» AIM:
Reproduce the listing below exactly, minus its pictures.

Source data
__________

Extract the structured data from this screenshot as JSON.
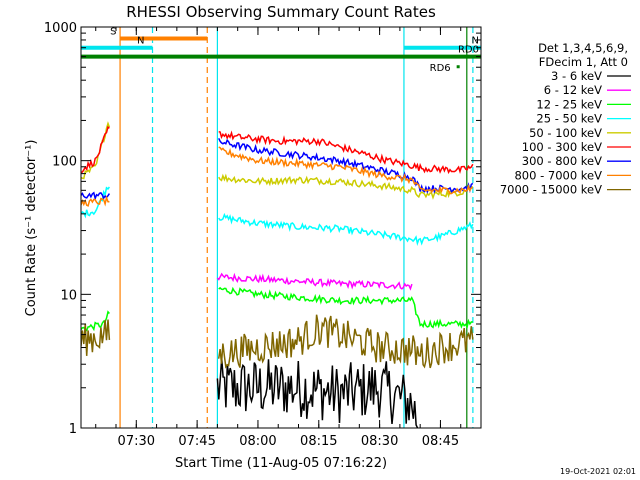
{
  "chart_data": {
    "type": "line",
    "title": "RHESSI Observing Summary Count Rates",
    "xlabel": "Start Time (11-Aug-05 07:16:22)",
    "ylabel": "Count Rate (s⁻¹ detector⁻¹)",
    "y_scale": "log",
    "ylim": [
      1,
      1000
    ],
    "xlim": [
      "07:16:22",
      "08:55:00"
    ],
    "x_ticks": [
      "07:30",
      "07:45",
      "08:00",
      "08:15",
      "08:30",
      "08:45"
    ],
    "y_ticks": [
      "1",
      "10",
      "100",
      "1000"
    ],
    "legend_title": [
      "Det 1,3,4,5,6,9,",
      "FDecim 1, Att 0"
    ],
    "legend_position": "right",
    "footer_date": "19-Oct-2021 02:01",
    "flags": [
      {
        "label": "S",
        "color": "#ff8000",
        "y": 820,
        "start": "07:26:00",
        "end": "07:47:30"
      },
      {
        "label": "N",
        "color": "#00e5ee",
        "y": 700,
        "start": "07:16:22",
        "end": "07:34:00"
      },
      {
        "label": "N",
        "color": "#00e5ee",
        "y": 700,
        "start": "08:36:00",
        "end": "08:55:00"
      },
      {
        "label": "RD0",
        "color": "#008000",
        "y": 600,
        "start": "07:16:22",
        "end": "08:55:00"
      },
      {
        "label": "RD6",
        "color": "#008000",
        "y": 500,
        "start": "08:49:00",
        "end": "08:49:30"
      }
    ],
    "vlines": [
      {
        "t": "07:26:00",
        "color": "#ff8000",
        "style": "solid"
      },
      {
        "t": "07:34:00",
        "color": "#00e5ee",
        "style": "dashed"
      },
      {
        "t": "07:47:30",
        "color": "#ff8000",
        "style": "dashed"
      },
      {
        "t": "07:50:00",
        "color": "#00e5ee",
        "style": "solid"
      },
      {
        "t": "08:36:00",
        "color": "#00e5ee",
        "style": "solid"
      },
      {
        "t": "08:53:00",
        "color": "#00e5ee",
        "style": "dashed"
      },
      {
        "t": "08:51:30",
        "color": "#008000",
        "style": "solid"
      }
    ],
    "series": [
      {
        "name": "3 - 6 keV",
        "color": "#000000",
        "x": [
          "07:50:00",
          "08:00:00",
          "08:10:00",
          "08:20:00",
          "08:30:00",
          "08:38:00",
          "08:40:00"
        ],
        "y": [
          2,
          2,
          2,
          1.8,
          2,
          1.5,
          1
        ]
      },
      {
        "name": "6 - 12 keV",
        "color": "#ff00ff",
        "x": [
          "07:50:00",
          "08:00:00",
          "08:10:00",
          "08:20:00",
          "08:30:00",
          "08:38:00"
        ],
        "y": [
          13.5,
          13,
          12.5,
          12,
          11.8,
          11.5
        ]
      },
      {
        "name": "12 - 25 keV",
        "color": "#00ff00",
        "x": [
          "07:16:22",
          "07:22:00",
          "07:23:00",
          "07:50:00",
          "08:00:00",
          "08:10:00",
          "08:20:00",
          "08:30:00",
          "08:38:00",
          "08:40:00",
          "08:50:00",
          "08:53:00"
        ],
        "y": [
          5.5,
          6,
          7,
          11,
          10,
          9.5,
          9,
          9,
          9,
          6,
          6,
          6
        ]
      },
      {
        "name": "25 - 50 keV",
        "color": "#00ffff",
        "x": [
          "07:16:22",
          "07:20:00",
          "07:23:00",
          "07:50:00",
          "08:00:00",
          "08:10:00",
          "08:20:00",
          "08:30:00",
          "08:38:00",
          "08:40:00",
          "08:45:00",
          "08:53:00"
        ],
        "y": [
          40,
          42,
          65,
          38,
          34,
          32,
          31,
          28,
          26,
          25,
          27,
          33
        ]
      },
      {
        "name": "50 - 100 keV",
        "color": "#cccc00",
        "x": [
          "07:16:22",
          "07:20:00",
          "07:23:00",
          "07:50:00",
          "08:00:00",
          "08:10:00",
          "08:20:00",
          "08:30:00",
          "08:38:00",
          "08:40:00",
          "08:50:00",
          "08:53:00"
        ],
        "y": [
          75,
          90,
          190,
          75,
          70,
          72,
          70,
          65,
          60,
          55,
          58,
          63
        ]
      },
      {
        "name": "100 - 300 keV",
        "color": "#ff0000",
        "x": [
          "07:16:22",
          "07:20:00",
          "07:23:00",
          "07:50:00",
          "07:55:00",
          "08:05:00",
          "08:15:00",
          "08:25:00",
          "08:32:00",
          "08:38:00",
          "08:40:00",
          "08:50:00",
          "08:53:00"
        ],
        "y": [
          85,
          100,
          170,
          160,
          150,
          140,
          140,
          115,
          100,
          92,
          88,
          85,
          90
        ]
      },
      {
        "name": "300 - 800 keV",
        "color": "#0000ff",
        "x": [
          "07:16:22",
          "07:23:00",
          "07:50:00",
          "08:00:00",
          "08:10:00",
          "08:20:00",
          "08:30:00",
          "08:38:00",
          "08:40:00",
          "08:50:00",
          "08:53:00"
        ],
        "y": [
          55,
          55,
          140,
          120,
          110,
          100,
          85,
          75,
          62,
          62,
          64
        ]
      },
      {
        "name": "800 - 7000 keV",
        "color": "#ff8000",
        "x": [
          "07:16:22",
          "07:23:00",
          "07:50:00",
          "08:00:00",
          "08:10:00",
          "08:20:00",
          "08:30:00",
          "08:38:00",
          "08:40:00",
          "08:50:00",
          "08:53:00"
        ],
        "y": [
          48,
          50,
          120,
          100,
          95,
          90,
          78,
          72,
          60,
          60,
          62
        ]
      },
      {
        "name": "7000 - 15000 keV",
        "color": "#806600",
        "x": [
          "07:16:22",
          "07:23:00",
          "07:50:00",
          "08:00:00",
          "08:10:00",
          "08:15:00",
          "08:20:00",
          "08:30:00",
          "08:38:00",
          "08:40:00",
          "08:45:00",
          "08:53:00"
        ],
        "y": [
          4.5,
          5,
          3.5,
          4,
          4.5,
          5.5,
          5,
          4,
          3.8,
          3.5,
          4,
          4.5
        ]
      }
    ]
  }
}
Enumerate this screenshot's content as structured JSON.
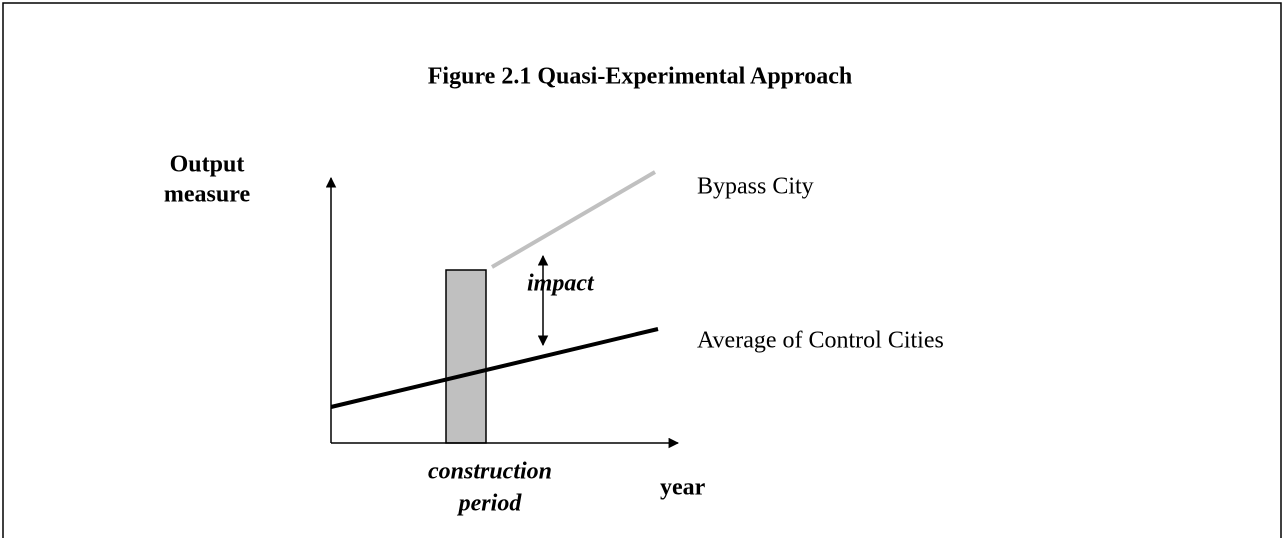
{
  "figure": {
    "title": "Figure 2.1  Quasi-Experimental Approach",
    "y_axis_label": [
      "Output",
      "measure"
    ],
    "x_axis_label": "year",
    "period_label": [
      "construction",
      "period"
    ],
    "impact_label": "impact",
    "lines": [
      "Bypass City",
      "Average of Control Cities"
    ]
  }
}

__________

» RESPONSE BELOW:
Extract the structured data from this screenshot as JSON.
{
  "chart_data": {
    "type": "line",
    "title": "RHESSI Observing Summary Count Rates",
    "xlabel": "Start Time (11-Aug-05 07:16:22)",
    "ylabel": "Count Rate (s⁻¹ detector⁻¹)",
    "y_scale": "log",
    "ylim": [
      1,
      1000
    ],
    "xlim": [
      "07:16:22",
      "08:55:00"
    ],
    "x_ticks": [
      "07:30",
      "07:45",
      "08:00",
      "08:15",
      "08:30",
      "08:45"
    ],
    "y_ticks": [
      "1",
      "10",
      "100",
      "1000"
    ],
    "legend_title": [
      "Det 1,3,4,5,6,9,",
      "FDecim 1, Att 0"
    ],
    "legend_position": "right",
    "footer_date": "19-Oct-2021 02:01",
    "flags": [
      {
        "label": "S",
        "color": "#ff8000",
        "y": 820,
        "start": "07:26:00",
        "end": "07:47:30"
      },
      {
        "label": "N",
        "color": "#00e5ee",
        "y": 700,
        "start": "07:16:22",
        "end": "07:34:00"
      },
      {
        "label": "N",
        "color": "#00e5ee",
        "y": 700,
        "start": "08:36:00",
        "end": "08:55:00"
      },
      {
        "label": "RD0",
        "color": "#008000",
        "y": 600,
        "start": "07:16:22",
        "end": "08:55:00"
      },
      {
        "label": "RD6",
        "color": "#008000",
        "y": 500,
        "start": "08:49:00",
        "end": "08:49:30"
      }
    ],
    "vlines": [
      {
        "t": "07:26:00",
        "color": "#ff8000",
        "style": "solid"
      },
      {
        "t": "07:34:00",
        "color": "#00e5ee",
        "style": "dashed"
      },
      {
        "t": "07:47:30",
        "color": "#ff8000",
        "style": "dashed"
      },
      {
        "t": "07:50:00",
        "color": "#00e5ee",
        "style": "solid"
      },
      {
        "t": "08:36:00",
        "color": "#00e5ee",
        "style": "solid"
      },
      {
        "t": "08:53:00",
        "color": "#00e5ee",
        "style": "dashed"
      },
      {
        "t": "08:51:30",
        "color": "#008000",
        "style": "solid"
      }
    ],
    "series": [
      {
        "name": "3 - 6 keV",
        "color": "#000000",
        "x": [
          "07:50:00",
          "08:00:00",
          "08:10:00",
          "08:20:00",
          "08:30:00",
          "08:38:00",
          "08:40:00"
        ],
        "y": [
          2,
          2,
          2,
          1.8,
          2,
          1.5,
          1
        ]
      },
      {
        "name": "6 - 12 keV",
        "color": "#ff00ff",
        "x": [
          "07:50:00",
          "08:00:00",
          "08:10:00",
          "08:20:00",
          "08:30:00",
          "08:38:00"
        ],
        "y": [
          13.5,
          13,
          12.5,
          12,
          11.8,
          11.5
        ]
      },
      {
        "name": "12 - 25 keV",
        "color": "#00ff00",
        "x": [
          "07:16:22",
          "07:22:00",
          "07:23:00",
          "07:50:00",
          "08:00:00",
          "08:10:00",
          "08:20:00",
          "08:30:00",
          "08:38:00",
          "08:40:00",
          "08:50:00",
          "08:53:00"
        ],
        "y": [
          5.5,
          6,
          7,
          11,
          10,
          9.5,
          9,
          9,
          9,
          6,
          6,
          6
        ]
      },
      {
        "name": "25 - 50 keV",
        "color": "#00ffff",
        "x": [
          "07:16:22",
          "07:20:00",
          "07:23:00",
          "07:50:00",
          "08:00:00",
          "08:10:00",
          "08:20:00",
          "08:30:00",
          "08:38:00",
          "08:40:00",
          "08:45:00",
          "08:53:00"
        ],
        "y": [
          40,
          42,
          65,
          38,
          34,
          32,
          31,
          28,
          26,
          25,
          27,
          33
        ]
      },
      {
        "name": "50 - 100 keV",
        "color": "#cccc00",
        "x": [
          "07:16:22",
          "07:20:00",
          "07:23:00",
          "07:50:00",
          "08:00:00",
          "08:10:00",
          "08:20:00",
          "08:30:00",
          "08:38:00",
          "08:40:00",
          "08:50:00",
          "08:53:00"
        ],
        "y": [
          75,
          90,
          190,
          75,
          70,
          72,
          70,
          65,
          60,
          55,
          58,
          63
        ]
      },
      {
        "name": "100 - 300 keV",
        "color": "#ff0000",
        "x": [
          "07:16:22",
          "07:20:00",
          "07:23:00",
          "07:50:00",
          "07:55:00",
          "08:05:00",
          "08:15:00",
          "08:25:00",
          "08:32:00",
          "08:38:00",
          "08:40:00",
          "08:50:00",
          "08:53:00"
        ],
        "y": [
          85,
          100,
          170,
          160,
          150,
          140,
          140,
          115,
          100,
          92,
          88,
          85,
          90
        ]
      },
      {
        "name": "300 - 800 keV",
        "color": "#0000ff",
        "x": [
          "07:16:22",
          "07:23:00",
          "07:50:00",
          "08:00:00",
          "08:10:00",
          "08:20:00",
          "08:30:00",
          "08:38:00",
          "08:40:00",
          "08:50:00",
          "08:53:00"
        ],
        "y": [
          55,
          55,
          140,
          120,
          110,
          100,
          85,
          75,
          62,
          62,
          64
        ]
      },
      {
        "name": "800 - 7000 keV",
        "color": "#ff8000",
        "x": [
          "07:16:22",
          "07:23:00",
          "07:50:00",
          "08:00:00",
          "08:10:00",
          "08:20:00",
          "08:30:00",
          "08:38:00",
          "08:40:00",
          "08:50:00",
          "08:53:00"
        ],
        "y": [
          48,
          50,
          120,
          100,
          95,
          90,
          78,
          72,
          60,
          60,
          62
        ]
      },
      {
        "name": "7000 - 15000 keV",
        "color": "#806600",
        "x": [
          "07:16:22",
          "07:23:00",
          "07:50:00",
          "08:00:00",
          "08:10:00",
          "08:15:00",
          "08:20:00",
          "08:30:00",
          "08:38:00",
          "08:40:00",
          "08:45:00",
          "08:53:00"
        ],
        "y": [
          4.5,
          5,
          3.5,
          4,
          4.5,
          5.5,
          5,
          4,
          3.8,
          3.5,
          4,
          4.5
        ]
      }
    ]
  }
}
Enumerate this screenshot's content as structured JSON.
{
  "figure": {
    "title": "Figure 2.1  Quasi-Experimental Approach",
    "y_axis_label": [
      "Output",
      "measure"
    ],
    "x_axis_label": "year",
    "period_label": [
      "construction",
      "period"
    ],
    "impact_label": "impact",
    "lines": [
      "Bypass City",
      "Average of Control Cities"
    ]
  }
}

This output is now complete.